Records shown:
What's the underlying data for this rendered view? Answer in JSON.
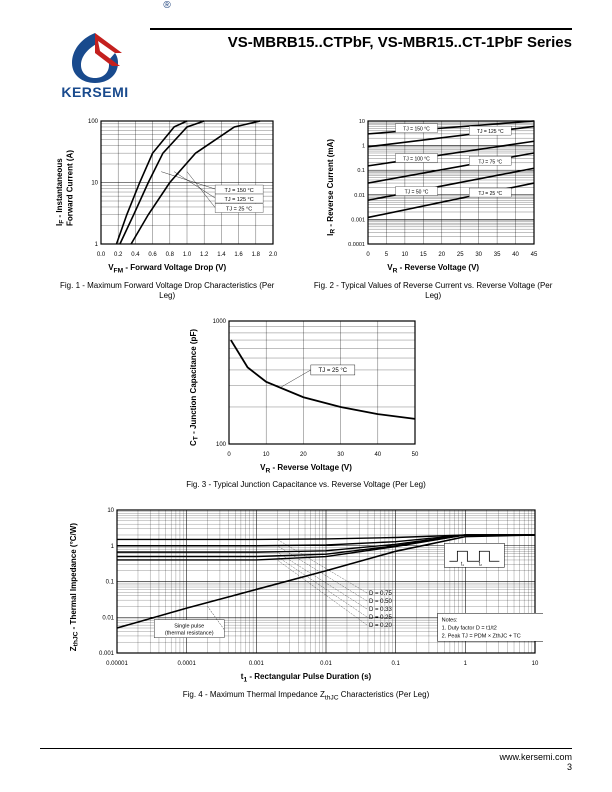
{
  "header": {
    "brand": "KERSEMI",
    "title": "VS-MBRB15..CTPbF, VS-MBR15..CT-1PbF Series",
    "logo_colors": {
      "blue": "#194a8d",
      "red": "#c4201e"
    }
  },
  "fig1": {
    "type": "line",
    "title": "Fig. 1 - Maximum Forward Voltage Drop Characteristics (Per Leg)",
    "xlabel": "V_FM - Forward Voltage Drop (V)",
    "ylabel": "I_F - Instantaneous Forward Current (A)",
    "xlim": [
      0.0,
      2.0
    ],
    "xtick_step": 0.2,
    "ylim": [
      1,
      100
    ],
    "yscale": "log",
    "series_labels": [
      "T_J = 150 °C",
      "T_J = 125 °C",
      "T_J = 25 °C"
    ],
    "grid_color": "#000000",
    "series": {
      "150C": [
        [
          0.18,
          1
        ],
        [
          0.3,
          3
        ],
        [
          0.45,
          10
        ],
        [
          0.6,
          30
        ],
        [
          0.85,
          80
        ],
        [
          1.0,
          100
        ]
      ],
      "125C": [
        [
          0.22,
          1
        ],
        [
          0.38,
          3
        ],
        [
          0.55,
          10
        ],
        [
          0.72,
          30
        ],
        [
          1.0,
          80
        ],
        [
          1.2,
          100
        ]
      ],
      "25C": [
        [
          0.35,
          1
        ],
        [
          0.55,
          3
        ],
        [
          0.8,
          10
        ],
        [
          1.1,
          30
        ],
        [
          1.55,
          80
        ],
        [
          1.85,
          100
        ]
      ]
    }
  },
  "fig2": {
    "type": "line",
    "title": "Fig. 2 - Typical Values of Reverse Current vs. Reverse Voltage (Per Leg)",
    "xlabel": "V_R - Reverse Voltage (V)",
    "ylabel": "I_R - Reverse Current (mA)",
    "xlim": [
      0,
      45
    ],
    "xtick_step": 5,
    "ylim": [
      0.0001,
      10
    ],
    "yscale": "log",
    "series_labels": [
      "T_J = 150 °C",
      "T_J = 125 °C",
      "T_J = 100 °C",
      "T_J = 75 °C",
      "T_J = 50 °C",
      "T_J = 25 °C"
    ],
    "grid_color": "#000000",
    "series": {
      "150C": [
        [
          0,
          3
        ],
        [
          45,
          10
        ]
      ],
      "125C": [
        [
          0,
          0.9
        ],
        [
          45,
          6
        ]
      ],
      "100C": [
        [
          0,
          0.15
        ],
        [
          45,
          1.5
        ]
      ],
      "75C": [
        [
          0,
          0.03
        ],
        [
          45,
          0.5
        ]
      ],
      "50C": [
        [
          0,
          0.006
        ],
        [
          45,
          0.12
        ]
      ],
      "25C": [
        [
          0,
          0.0012
        ],
        [
          45,
          0.03
        ]
      ]
    }
  },
  "fig3": {
    "type": "line",
    "title": "Fig. 3 - Typical Junction Capacitance vs. Reverse Voltage (Per Leg)",
    "xlabel": "V_R - Reverse Voltage (V)",
    "ylabel": "C_T - Junction Capacitance (pF)",
    "xlim": [
      0,
      50
    ],
    "xtick_step": 10,
    "ylim": [
      100,
      1000
    ],
    "yscale": "log",
    "series_labels": [
      "T_J = 25 °C"
    ],
    "grid_color": "#000000",
    "series": {
      "25C": [
        [
          0.5,
          700
        ],
        [
          5,
          420
        ],
        [
          10,
          320
        ],
        [
          20,
          240
        ],
        [
          30,
          200
        ],
        [
          40,
          175
        ],
        [
          50,
          160
        ]
      ]
    }
  },
  "fig4": {
    "type": "line",
    "title": "Fig. 4 - Maximum Thermal Impedance Z_thJC Characteristics (Per Leg)",
    "xlabel": "t_1 - Rectangular Pulse Duration (s)",
    "ylabel": "Z_thJC - Thermal Impedance (°C/W)",
    "xlim": [
      1e-05,
      10
    ],
    "xscale": "log",
    "ylim": [
      0.001,
      10
    ],
    "yscale": "log",
    "grid_color": "#000000",
    "D_labels": [
      "D = 0.75",
      "D = 0.50",
      "D = 0.33",
      "D = 0.25",
      "D = 0.20"
    ],
    "single_pulse_label": "Single pulse (thermal resistance)",
    "notes": [
      "Notes:",
      "1. Duty factor D = t_1/t_2",
      "2. Peak T_J = P_DM × Z_thJC + T_C"
    ],
    "series": {
      "D075": [
        [
          1e-05,
          1.5
        ],
        [
          0.001,
          1.5
        ],
        [
          0.01,
          1.55
        ],
        [
          0.1,
          1.7
        ],
        [
          1,
          2
        ],
        [
          10,
          2
        ]
      ],
      "D050": [
        [
          1e-05,
          1.0
        ],
        [
          0.001,
          1.0
        ],
        [
          0.01,
          1.05
        ],
        [
          0.1,
          1.3
        ],
        [
          1,
          2
        ],
        [
          10,
          2
        ]
      ],
      "D033": [
        [
          1e-05,
          0.66
        ],
        [
          0.001,
          0.66
        ],
        [
          0.01,
          0.72
        ],
        [
          0.1,
          1.1
        ],
        [
          1,
          2
        ],
        [
          10,
          2
        ]
      ],
      "D025": [
        [
          1e-05,
          0.5
        ],
        [
          0.001,
          0.5
        ],
        [
          0.01,
          0.58
        ],
        [
          0.1,
          1.0
        ],
        [
          1,
          2
        ],
        [
          10,
          2
        ]
      ],
      "D020": [
        [
          1e-05,
          0.4
        ],
        [
          0.001,
          0.4
        ],
        [
          0.01,
          0.5
        ],
        [
          0.1,
          0.95
        ],
        [
          1,
          2
        ],
        [
          10,
          2
        ]
      ],
      "single": [
        [
          1e-05,
          0.005
        ],
        [
          0.0001,
          0.018
        ],
        [
          0.001,
          0.06
        ],
        [
          0.01,
          0.2
        ],
        [
          0.1,
          0.7
        ],
        [
          1,
          1.8
        ],
        [
          10,
          2
        ]
      ]
    }
  },
  "footer": {
    "url": "www.kersemi.com",
    "page": "3"
  }
}
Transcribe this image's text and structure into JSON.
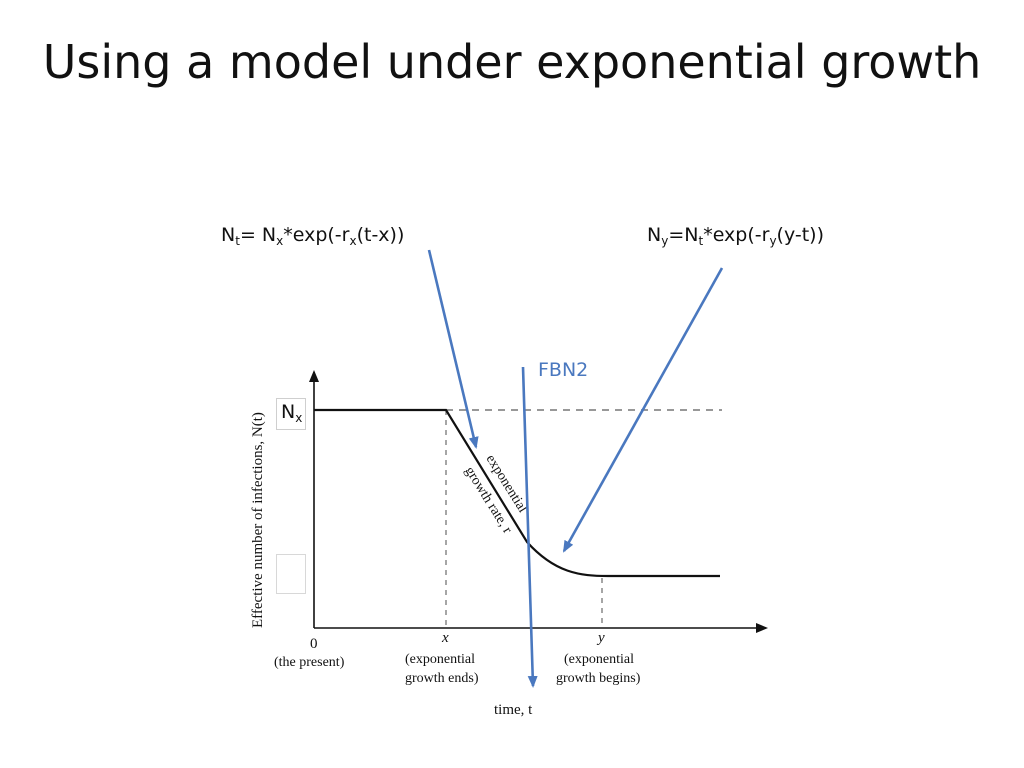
{
  "title": "Using a model under exponential growth",
  "formula_left": {
    "N": "N",
    "sub_t": "t",
    "eq": "= N",
    "sub_x": "x",
    "mid": "*exp(-r",
    "sub_rx": "x",
    "tail": "(t-x))"
  },
  "formula_right": {
    "N": "N",
    "sub_y": "y",
    "eq": "=N",
    "sub_t": "t",
    "mid": "*exp(-r",
    "sub_ry": "y",
    "tail": "(y-t))"
  },
  "gene_label": "FBN2",
  "nx_label": {
    "N": "N",
    "sub": "x"
  },
  "figure": {
    "y_axis_label": "Effective number of infections, N(t)",
    "x_axis_label": "time, t",
    "tick_0": "0",
    "tick_0_caption": "(the present)",
    "tick_x": "x",
    "tick_x_caption_1": "(exponential",
    "tick_x_caption_2": "growth ends)",
    "tick_y": "y",
    "tick_y_caption_1": "(exponential",
    "tick_y_caption_2": "growth begins)",
    "curve_label_1": "exponential",
    "curve_label_2": "growth rate, r"
  },
  "colors": {
    "arrow_blue": "#4a78bf",
    "axis": "#111111",
    "dashed": "#777777"
  }
}
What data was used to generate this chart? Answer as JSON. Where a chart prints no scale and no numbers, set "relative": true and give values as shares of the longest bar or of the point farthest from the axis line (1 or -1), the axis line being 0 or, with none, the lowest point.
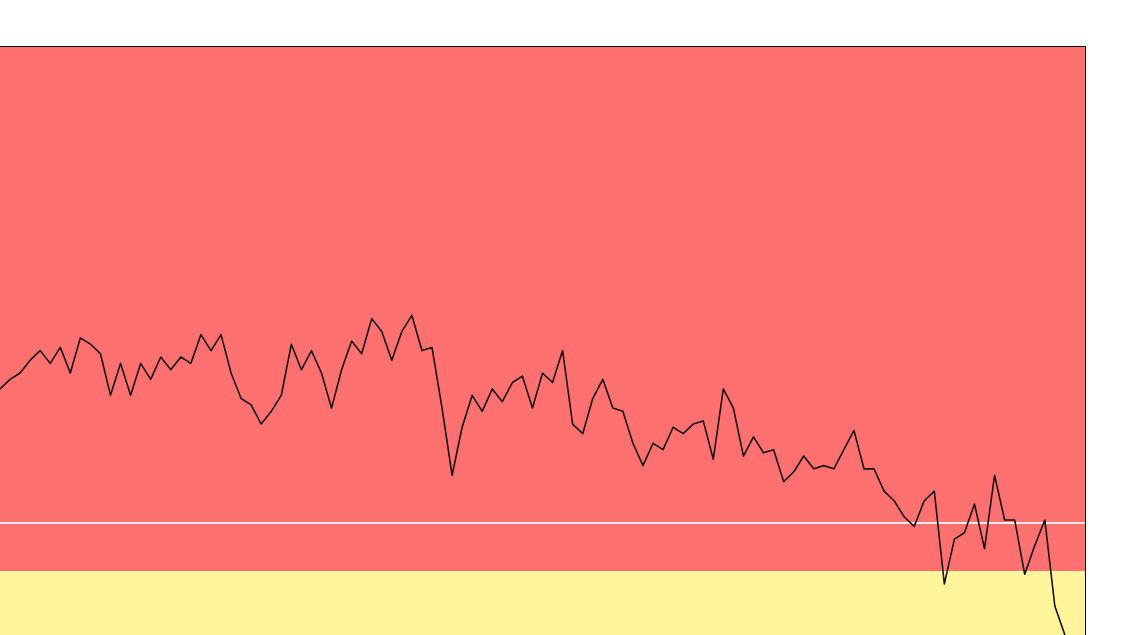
{
  "chart_data": {
    "type": "line",
    "relative": true,
    "categories": [
      null,
      null,
      null,
      null,
      null,
      null,
      null,
      null,
      null,
      null,
      null,
      null,
      null,
      null,
      null,
      null,
      null,
      null,
      null,
      null,
      null,
      null,
      null,
      null,
      null,
      null,
      null,
      null,
      null,
      null,
      null,
      null,
      null,
      null,
      null,
      null,
      null,
      null,
      null,
      null,
      null,
      null,
      null,
      null,
      null,
      null,
      null,
      null,
      null,
      null,
      null,
      null,
      null,
      null,
      null,
      null,
      null,
      null,
      null,
      null,
      null,
      null,
      null,
      null,
      null,
      null,
      null,
      null,
      null,
      null,
      null,
      null,
      null,
      null,
      null,
      null,
      null,
      null,
      null,
      null,
      null,
      null,
      null,
      null,
      null,
      null,
      null,
      null,
      null,
      null,
      null,
      null,
      null,
      null,
      null,
      null,
      null,
      null,
      null,
      null,
      null,
      null,
      null,
      null,
      null,
      null,
      null,
      null,
      null
    ],
    "series": [
      {
        "color": "#1a0f0f",
        "values": [
          0.77,
          0.8,
          0.82,
          0.86,
          0.89,
          0.85,
          0.9,
          0.82,
          0.93,
          0.91,
          0.88,
          0.75,
          0.85,
          0.75,
          0.85,
          0.8,
          0.87,
          0.83,
          0.87,
          0.85,
          0.94,
          0.89,
          0.94,
          0.82,
          0.74,
          0.72,
          0.66,
          0.7,
          0.75,
          0.91,
          0.83,
          0.89,
          0.82,
          0.71,
          0.83,
          0.92,
          0.88,
          0.99,
          0.95,
          0.86,
          0.95,
          1.0,
          0.89,
          0.9,
          0.71,
          0.5,
          0.65,
          0.75,
          0.7,
          0.77,
          0.73,
          0.79,
          0.81,
          0.71,
          0.82,
          0.79,
          0.89,
          0.66,
          0.63,
          0.74,
          0.8,
          0.71,
          0.7,
          0.6,
          0.53,
          0.6,
          0.58,
          0.65,
          0.63,
          0.66,
          0.67,
          0.55,
          0.77,
          0.71,
          0.56,
          0.62,
          0.57,
          0.58,
          0.48,
          0.51,
          0.56,
          0.52,
          0.53,
          0.52,
          0.58,
          0.64,
          0.52,
          0.52,
          0.45,
          0.42,
          0.37,
          0.34,
          0.42,
          0.45,
          0.16,
          0.3,
          0.32,
          0.41,
          0.27,
          0.5,
          0.36,
          0.36,
          0.19,
          0.28,
          0.36,
          0.09,
          0,
          null,
          null
        ]
      }
    ],
    "bands": [
      {
        "axis": "y",
        "from": 0.2,
        "to": 1.84,
        "color": "#ff7070"
      },
      {
        "axis": "y",
        "from": 0,
        "to": 0.2,
        "color": "#fff59a"
      }
    ],
    "ref_lines": [
      {
        "axis": "y",
        "value": 0.35,
        "color": "#f4eaea"
      }
    ],
    "line_style": "solid",
    "marker": "none"
  }
}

Instructions for the task:
Scan the material above for the word "Impedance". Copy each line where it occurs.

Task result:
    "title": "Fig. 4 - Maximum Thermal Impedance Z_thJC Characteristics (Per Leg)",
    "ylabel": "Z_thJC - Thermal Impedance (°C/W)",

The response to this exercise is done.